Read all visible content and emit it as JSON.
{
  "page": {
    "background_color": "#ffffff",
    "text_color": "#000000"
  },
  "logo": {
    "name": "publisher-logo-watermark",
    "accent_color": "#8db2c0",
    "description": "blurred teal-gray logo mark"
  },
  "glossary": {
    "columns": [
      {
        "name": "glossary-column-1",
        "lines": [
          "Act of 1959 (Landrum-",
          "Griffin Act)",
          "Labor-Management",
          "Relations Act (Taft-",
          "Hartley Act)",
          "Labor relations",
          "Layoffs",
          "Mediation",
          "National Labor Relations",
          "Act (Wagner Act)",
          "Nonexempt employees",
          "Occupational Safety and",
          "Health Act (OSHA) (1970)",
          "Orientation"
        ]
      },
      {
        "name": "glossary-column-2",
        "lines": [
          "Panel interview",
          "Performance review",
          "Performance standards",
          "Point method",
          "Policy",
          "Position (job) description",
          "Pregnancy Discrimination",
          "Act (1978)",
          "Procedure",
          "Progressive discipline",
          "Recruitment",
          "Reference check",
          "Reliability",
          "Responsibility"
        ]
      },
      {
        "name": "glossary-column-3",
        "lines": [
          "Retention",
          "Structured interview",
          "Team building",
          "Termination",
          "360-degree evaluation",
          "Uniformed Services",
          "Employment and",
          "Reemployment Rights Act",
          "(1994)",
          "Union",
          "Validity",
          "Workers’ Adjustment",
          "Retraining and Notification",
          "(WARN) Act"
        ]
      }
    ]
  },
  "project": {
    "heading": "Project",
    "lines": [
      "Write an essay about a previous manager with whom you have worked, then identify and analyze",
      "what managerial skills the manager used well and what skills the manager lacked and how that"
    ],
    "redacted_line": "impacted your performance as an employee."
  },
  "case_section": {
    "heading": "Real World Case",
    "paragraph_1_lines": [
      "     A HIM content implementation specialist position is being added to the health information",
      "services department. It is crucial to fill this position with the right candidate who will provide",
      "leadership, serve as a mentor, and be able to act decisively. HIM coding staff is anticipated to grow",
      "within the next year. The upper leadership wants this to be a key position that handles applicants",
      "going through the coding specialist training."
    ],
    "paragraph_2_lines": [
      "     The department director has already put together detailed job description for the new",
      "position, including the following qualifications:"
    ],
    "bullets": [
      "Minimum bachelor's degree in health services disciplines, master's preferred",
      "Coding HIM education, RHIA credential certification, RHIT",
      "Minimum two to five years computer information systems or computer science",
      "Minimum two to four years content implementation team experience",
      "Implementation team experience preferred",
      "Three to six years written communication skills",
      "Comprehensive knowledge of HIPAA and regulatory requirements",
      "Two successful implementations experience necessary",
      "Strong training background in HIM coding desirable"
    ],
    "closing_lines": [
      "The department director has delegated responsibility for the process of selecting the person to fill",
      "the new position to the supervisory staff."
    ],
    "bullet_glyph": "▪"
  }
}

-- -- --

--- THE REQUEST ---
Exactly as shown above, return every record.

--- FINAL ANSWER ---
Read all visible content and emit it as JSON.
{
  "page": {
    "background_color": "#ffffff",
    "text_color": "#000000"
  },
  "logo": {
    "name": "publisher-logo-watermark",
    "accent_color": "#8db2c0",
    "description": "blurred teal-gray logo mark"
  },
  "glossary": {
    "columns": [
      {
        "name": "glossary-column-1",
        "lines": [
          "Act of 1959 (Landrum-",
          "Griffin Act)",
          "Labor-Management",
          "Relations Act (Taft-",
          "Hartley Act)",
          "Labor relations",
          "Layoffs",
          "Mediation",
          "National Labor Relations",
          "Act (Wagner Act)",
          "Nonexempt employees",
          "Occupational Safety and",
          "Health Act (OSHA) (1970)",
          "Orientation"
        ]
      },
      {
        "name": "glossary-column-2",
        "lines": [
          "Panel interview",
          "Performance review",
          "Performance standards",
          "Point method",
          "Policy",
          "Position (job) description",
          "Pregnancy Discrimination",
          "Act (1978)",
          "Procedure",
          "Progressive discipline",
          "Recruitment",
          "Reference check",
          "Reliability",
          "Responsibility"
        ]
      },
      {
        "name": "glossary-column-3",
        "lines": [
          "Retention",
          "Structured interview",
          "Team building",
          "Termination",
          "360-degree evaluation",
          "Uniformed Services",
          "Employment and",
          "Reemployment Rights Act",
          "(1994)",
          "Union",
          "Validity",
          "Workers’ Adjustment",
          "Retraining and Notification",
          "(WARN) Act"
        ]
      }
    ]
  },
  "project": {
    "heading": "Project",
    "lines": [
      "Write an essay about a previous manager with whom you have worked, then identify and analyze",
      "what managerial skills the manager used well and what skills the manager lacked and how that"
    ],
    "redacted_line": "impacted your performance as an employee."
  },
  "case_section": {
    "heading": "Real World Case",
    "paragraph_1_lines": [
      "     A HIM content implementation specialist position is being added to the health information",
      "services department. It is crucial to fill this position with the right candidate who will provide",
      "leadership, serve as a mentor, and be able to act decisively. HIM coding staff is anticipated to grow",
      "within the next year. The upper leadership wants this to be a key position that handles applicants",
      "going through the coding specialist training."
    ],
    "paragraph_2_lines": [
      "     The department director has already put together detailed job description for the new",
      "position, including the following qualifications:"
    ],
    "bullets": [
      "Minimum bachelor's degree in health services disciplines, master's preferred",
      "Coding HIM education, RHIA credential certification, RHIT",
      "Minimum two to five years computer information systems or computer science",
      "Minimum two to four years content implementation team experience",
      "Implementation team experience preferred",
      "Three to six years written communication skills",
      "Comprehensive knowledge of HIPAA and regulatory requirements",
      "Two successful implementations experience necessary",
      "Strong training background in HIM coding desirable"
    ],
    "closing_lines": [
      "The department director has delegated responsibility for the process of selecting the person to fill",
      "the new position to the supervisory staff."
    ],
    "bullet_glyph": "▪"
  }
}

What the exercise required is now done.